Exercise brief: Search the entries below. Return every line that has "content" in it.
((
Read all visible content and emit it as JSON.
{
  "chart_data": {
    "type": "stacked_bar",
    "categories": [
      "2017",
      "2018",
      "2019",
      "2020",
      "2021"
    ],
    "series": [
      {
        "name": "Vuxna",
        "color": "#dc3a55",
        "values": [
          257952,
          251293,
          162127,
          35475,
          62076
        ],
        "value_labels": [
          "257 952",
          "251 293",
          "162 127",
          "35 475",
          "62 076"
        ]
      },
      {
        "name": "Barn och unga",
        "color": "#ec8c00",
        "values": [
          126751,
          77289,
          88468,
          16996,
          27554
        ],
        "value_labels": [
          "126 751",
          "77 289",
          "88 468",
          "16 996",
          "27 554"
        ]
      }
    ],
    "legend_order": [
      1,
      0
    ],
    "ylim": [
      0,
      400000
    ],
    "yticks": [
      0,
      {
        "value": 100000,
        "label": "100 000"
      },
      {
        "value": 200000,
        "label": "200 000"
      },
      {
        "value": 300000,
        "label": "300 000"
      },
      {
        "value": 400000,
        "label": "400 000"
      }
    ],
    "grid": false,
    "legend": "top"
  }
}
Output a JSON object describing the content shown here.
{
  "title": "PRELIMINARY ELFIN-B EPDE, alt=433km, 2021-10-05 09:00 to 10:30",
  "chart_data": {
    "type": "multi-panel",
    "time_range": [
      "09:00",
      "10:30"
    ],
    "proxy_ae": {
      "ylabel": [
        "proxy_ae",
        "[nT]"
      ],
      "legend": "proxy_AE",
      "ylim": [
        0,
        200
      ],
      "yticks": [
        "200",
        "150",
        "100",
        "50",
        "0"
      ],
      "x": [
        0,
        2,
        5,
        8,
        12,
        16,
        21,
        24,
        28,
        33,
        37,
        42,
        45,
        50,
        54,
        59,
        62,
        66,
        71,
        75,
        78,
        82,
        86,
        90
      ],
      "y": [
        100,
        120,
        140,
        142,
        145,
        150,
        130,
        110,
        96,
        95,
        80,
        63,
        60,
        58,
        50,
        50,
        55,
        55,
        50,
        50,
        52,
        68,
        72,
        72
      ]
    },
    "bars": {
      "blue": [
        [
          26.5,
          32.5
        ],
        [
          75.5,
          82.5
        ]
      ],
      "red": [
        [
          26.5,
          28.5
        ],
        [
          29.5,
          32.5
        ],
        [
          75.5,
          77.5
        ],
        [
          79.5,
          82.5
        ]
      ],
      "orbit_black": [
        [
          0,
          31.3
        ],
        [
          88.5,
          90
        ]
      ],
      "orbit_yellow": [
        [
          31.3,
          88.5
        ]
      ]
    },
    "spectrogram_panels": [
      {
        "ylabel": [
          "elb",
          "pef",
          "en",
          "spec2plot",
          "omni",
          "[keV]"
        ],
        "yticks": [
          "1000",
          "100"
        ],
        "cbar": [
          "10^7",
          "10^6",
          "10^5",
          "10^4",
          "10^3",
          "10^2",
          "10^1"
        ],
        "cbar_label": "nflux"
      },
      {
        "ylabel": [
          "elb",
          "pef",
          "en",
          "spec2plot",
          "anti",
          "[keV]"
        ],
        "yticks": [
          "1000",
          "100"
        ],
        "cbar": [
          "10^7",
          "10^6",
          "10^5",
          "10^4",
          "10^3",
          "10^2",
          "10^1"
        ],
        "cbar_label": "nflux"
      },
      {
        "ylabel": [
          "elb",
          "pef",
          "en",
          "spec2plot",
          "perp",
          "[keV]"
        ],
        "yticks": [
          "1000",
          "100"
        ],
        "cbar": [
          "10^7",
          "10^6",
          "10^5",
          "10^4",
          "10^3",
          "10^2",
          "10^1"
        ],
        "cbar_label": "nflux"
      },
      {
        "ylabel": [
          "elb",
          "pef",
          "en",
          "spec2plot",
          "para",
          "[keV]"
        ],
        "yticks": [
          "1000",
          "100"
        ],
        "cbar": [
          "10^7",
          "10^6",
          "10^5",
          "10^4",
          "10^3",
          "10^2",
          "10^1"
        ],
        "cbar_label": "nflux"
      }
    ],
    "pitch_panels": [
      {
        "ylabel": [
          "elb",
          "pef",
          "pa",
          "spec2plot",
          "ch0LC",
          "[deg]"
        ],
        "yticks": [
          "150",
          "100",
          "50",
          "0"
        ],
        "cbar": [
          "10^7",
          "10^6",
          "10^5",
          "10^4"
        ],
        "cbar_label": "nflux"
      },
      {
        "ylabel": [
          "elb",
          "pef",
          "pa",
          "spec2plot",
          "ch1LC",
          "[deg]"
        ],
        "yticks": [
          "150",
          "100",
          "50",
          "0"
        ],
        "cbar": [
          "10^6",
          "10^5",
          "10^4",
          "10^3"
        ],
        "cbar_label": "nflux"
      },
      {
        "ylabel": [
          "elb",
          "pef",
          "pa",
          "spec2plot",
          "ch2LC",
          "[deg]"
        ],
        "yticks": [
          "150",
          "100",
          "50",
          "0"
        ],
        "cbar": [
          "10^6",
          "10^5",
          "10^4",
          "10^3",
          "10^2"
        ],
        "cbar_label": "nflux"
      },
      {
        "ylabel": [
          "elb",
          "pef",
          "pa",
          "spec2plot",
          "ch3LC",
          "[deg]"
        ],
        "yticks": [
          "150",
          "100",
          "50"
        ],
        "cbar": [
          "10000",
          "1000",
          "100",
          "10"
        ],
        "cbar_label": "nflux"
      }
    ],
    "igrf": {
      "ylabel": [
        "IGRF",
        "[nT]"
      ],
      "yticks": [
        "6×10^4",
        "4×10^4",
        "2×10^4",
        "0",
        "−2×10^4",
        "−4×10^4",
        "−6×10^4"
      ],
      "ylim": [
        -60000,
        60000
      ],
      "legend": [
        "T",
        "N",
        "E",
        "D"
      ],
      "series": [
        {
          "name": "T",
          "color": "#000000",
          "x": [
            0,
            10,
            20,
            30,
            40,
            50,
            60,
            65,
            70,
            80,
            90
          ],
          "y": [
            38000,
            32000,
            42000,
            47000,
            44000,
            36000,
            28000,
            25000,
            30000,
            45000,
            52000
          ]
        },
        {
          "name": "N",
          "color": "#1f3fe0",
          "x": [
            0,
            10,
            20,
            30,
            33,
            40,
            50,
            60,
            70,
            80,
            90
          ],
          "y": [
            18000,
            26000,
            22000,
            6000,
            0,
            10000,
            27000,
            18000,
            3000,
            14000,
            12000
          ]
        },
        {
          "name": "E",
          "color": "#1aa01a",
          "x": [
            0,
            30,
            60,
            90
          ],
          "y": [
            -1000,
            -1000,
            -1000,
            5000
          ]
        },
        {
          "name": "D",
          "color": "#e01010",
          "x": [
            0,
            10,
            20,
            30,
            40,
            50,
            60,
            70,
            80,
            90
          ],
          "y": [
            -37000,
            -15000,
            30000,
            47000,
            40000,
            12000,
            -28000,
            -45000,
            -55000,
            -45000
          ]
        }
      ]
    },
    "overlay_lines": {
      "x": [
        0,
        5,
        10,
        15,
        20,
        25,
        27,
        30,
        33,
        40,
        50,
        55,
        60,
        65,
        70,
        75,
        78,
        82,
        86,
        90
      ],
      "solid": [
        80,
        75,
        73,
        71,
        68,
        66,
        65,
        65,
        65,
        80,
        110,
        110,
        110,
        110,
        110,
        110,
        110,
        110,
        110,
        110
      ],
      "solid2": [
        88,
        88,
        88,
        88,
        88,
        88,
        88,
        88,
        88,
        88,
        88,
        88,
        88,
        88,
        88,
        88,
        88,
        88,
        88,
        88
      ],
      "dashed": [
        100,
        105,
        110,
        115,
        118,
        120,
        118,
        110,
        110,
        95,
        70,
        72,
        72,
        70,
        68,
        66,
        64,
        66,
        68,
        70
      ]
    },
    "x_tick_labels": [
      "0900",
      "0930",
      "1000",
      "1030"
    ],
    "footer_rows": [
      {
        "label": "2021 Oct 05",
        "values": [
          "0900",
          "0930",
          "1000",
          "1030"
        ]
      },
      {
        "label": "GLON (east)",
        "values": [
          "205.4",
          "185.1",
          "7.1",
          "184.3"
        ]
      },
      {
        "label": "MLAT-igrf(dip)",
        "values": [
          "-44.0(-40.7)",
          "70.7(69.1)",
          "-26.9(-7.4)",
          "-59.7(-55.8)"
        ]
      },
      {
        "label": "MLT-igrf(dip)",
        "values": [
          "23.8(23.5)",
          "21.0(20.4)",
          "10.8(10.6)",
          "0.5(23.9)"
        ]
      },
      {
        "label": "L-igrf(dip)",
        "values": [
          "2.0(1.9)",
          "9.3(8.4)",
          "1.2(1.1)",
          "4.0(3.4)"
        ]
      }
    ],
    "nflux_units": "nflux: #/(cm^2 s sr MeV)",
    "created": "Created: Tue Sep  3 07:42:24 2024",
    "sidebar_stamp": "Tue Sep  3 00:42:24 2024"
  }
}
))
The result:
Read all visible content and emit it as JSON.
Output a JSON object describing the content shown here.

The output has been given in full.